**SHORT TASK:** Show each line that has the string "icon" in it.
— start THE INPUT —
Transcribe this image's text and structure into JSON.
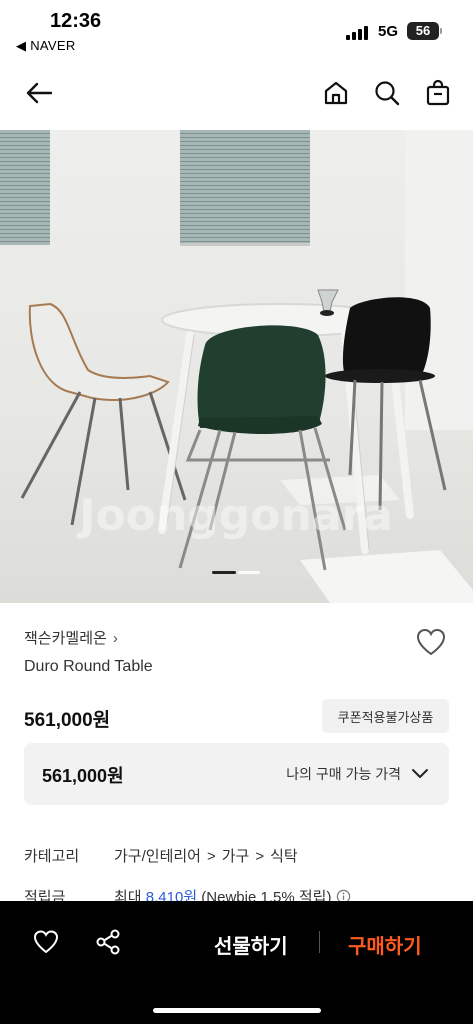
{
  "status": {
    "time": "12:36",
    "back_app": "◀ NAVER",
    "network": "5G",
    "battery": "56"
  },
  "nav": {
    "back_icon": "arrow-left-icon",
    "home_icon": "home-icon",
    "search_icon": "search-icon",
    "cart_icon": "shopping-bag-icon"
  },
  "hero": {
    "watermark": "Joonggonara",
    "slide_indicator": {
      "count": 2,
      "active": 1
    }
  },
  "product": {
    "seller": "잭슨카멜레온",
    "seller_chevron": "›",
    "name": "Duro Round Table",
    "price": "561,000원",
    "coupon_label": "쿠폰적용불가상품",
    "my_price": "561,000원",
    "my_price_label": "나의 구매 가능 가격"
  },
  "details": {
    "category_label": "카테고리",
    "category_path": [
      "가구/인테리어",
      "가구",
      "식탁"
    ],
    "category_sep": ">",
    "points_label": "적립금",
    "points_prefix": "최대",
    "points_amount": "8,410원",
    "points_suffix": "(Newbie 1.5% 적립)"
  },
  "bottom": {
    "gift_label": "선물하기",
    "buy_label": "구매하기"
  },
  "colors": {
    "buy_accent": "#ff5a1f",
    "link_blue": "#2a5bd7"
  }
}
— end THE INPUT —
**SOLUTION:**
    "back_icon": "arrow-left-icon",
    "home_icon": "home-icon",
    "search_icon": "search-icon",
    "cart_icon": "shopping-bag-icon"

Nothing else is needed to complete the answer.